▸ Written problem: Leave out the pictures, then reproduce the rest of the material exactly.

--- start of Given entries ---

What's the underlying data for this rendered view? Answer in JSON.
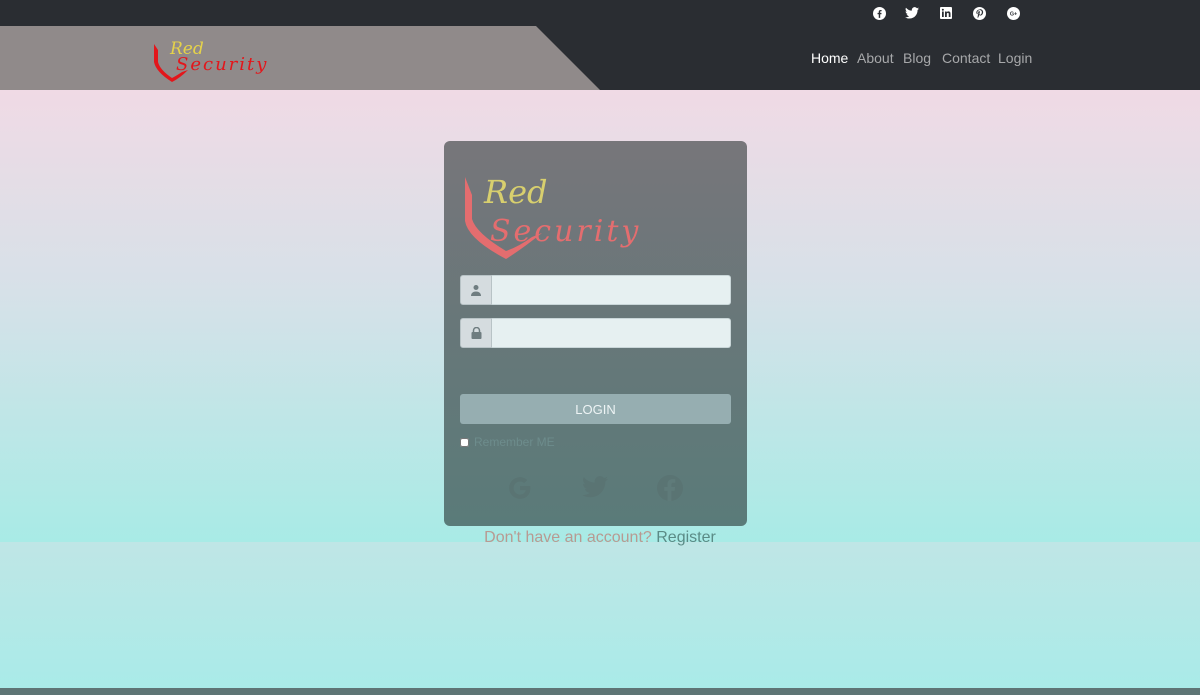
{
  "brand": {
    "logo_name": "Red Security logo",
    "colors": {
      "red": "#e3161b",
      "yellow": "#e5d24a"
    }
  },
  "social_top": [
    {
      "name": "facebook",
      "icon": "facebook-icon"
    },
    {
      "name": "twitter",
      "icon": "twitter-icon"
    },
    {
      "name": "linkedin",
      "icon": "linkedin-icon"
    },
    {
      "name": "pinterest",
      "icon": "pinterest-icon"
    },
    {
      "name": "google-plus",
      "icon": "google-plus-icon"
    }
  ],
  "nav": {
    "home": "Home",
    "about": "About",
    "blog": "Blog",
    "contact": "Contact",
    "login": "Login"
  },
  "login_form": {
    "username_value": "",
    "password_value": "",
    "button_label": "LOGIN",
    "remember_label": "Remember ME",
    "remember_checked": false,
    "social_logins": [
      "google-icon",
      "twitter-icon",
      "facebook-icon"
    ]
  },
  "register": {
    "question": "Don't have an account?",
    "link": "Register"
  }
}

--- end of Given entries ---

▸ Result of this exercise:
What's the underlying data for this rendered view? Answer in JSON.
{
  "brand": {
    "logo_name": "Red Security logo",
    "colors": {
      "red": "#e3161b",
      "yellow": "#e5d24a"
    }
  },
  "social_top": [
    {
      "name": "facebook",
      "icon": "facebook-icon"
    },
    {
      "name": "twitter",
      "icon": "twitter-icon"
    },
    {
      "name": "linkedin",
      "icon": "linkedin-icon"
    },
    {
      "name": "pinterest",
      "icon": "pinterest-icon"
    },
    {
      "name": "google-plus",
      "icon": "google-plus-icon"
    }
  ],
  "nav": {
    "home": "Home",
    "about": "About",
    "blog": "Blog",
    "contact": "Contact",
    "login": "Login"
  },
  "login_form": {
    "username_value": "",
    "password_value": "",
    "button_label": "LOGIN",
    "remember_label": "Remember ME",
    "remember_checked": false,
    "social_logins": [
      "google-icon",
      "twitter-icon",
      "facebook-icon"
    ]
  },
  "register": {
    "question": "Don't have an account?",
    "link": "Register"
  }
}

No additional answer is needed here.